#### [Short problem]
Go over the listing below line by line and tally those containing "this". Give only the tally.

········

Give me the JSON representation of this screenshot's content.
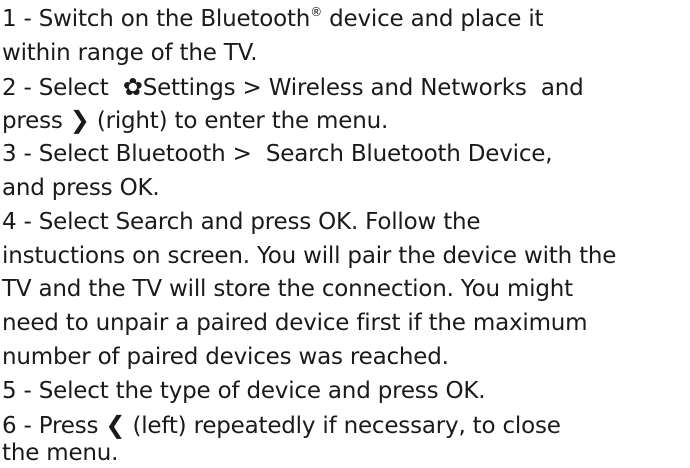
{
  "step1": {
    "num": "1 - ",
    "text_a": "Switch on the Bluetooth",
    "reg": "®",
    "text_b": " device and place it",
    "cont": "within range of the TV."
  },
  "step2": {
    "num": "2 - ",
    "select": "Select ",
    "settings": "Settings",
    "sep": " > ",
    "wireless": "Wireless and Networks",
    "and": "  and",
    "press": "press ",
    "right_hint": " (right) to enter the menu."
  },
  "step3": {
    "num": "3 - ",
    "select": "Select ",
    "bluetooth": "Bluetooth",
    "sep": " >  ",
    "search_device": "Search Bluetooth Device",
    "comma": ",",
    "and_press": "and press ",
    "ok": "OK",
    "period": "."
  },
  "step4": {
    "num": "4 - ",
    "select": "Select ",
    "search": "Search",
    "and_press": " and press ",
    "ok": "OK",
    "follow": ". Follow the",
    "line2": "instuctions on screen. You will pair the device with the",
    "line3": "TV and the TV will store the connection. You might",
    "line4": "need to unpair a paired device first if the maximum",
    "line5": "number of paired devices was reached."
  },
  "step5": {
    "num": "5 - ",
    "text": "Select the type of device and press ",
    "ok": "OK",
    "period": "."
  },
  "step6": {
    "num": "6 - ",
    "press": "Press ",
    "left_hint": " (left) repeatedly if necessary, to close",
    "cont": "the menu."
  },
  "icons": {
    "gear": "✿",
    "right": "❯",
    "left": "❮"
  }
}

········

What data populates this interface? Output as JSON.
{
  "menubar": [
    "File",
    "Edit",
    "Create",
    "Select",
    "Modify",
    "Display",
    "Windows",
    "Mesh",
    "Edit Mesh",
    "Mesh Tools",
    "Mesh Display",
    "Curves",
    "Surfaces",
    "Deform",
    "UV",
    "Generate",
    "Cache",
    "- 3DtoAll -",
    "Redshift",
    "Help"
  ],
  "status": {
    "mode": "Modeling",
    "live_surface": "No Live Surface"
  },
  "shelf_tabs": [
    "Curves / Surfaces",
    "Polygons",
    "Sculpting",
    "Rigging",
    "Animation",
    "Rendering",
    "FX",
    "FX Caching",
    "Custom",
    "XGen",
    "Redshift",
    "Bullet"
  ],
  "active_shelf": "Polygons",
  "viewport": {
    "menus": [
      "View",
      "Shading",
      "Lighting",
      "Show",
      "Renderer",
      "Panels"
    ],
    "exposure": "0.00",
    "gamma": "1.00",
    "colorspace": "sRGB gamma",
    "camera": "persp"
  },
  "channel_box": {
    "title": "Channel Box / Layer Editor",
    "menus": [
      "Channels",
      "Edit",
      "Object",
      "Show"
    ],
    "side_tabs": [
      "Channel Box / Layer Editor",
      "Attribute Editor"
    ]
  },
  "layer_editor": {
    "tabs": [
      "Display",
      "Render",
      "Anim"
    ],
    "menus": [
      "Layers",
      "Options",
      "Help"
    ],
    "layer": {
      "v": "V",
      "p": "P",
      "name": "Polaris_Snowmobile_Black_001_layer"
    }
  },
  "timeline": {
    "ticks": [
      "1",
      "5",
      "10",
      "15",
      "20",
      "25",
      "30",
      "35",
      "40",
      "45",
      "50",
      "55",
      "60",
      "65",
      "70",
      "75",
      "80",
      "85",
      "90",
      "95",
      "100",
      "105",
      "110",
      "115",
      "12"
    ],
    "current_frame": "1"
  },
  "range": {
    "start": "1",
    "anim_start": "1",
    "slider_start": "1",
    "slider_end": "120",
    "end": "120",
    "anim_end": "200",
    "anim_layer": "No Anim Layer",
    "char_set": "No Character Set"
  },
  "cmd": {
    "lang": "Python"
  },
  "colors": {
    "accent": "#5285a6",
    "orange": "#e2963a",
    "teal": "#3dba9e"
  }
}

········

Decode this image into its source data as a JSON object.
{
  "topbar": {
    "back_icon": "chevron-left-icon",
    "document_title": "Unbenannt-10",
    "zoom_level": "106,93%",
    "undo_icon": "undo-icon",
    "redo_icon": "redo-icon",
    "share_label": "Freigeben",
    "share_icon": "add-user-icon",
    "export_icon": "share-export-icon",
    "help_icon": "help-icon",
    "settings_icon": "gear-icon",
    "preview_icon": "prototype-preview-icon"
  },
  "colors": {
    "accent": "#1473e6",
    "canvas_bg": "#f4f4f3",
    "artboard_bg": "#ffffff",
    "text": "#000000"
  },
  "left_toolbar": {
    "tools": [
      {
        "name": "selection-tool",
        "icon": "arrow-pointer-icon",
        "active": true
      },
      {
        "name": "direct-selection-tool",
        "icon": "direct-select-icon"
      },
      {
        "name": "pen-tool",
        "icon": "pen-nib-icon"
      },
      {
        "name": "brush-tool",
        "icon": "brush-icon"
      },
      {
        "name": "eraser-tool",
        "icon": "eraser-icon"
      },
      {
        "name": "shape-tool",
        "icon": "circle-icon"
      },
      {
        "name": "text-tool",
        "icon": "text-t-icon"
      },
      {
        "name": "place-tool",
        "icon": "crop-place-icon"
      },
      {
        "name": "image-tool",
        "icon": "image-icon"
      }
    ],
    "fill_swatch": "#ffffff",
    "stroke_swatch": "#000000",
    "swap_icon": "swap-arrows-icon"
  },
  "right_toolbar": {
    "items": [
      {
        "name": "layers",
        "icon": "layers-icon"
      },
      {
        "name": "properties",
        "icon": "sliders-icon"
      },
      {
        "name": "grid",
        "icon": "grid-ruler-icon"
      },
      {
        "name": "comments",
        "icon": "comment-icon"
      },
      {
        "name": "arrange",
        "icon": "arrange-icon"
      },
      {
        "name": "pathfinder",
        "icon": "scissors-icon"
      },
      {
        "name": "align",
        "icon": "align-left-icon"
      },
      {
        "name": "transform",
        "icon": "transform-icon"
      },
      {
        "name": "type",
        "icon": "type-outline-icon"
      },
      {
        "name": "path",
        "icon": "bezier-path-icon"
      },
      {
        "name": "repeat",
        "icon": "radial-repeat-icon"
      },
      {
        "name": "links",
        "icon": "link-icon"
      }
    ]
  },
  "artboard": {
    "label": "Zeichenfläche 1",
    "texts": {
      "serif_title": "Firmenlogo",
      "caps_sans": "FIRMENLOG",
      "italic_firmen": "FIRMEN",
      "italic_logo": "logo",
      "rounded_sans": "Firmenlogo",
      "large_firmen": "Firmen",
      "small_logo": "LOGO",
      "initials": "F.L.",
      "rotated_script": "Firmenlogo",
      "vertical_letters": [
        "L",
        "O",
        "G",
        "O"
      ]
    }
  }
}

········

#### [Exercise result]
3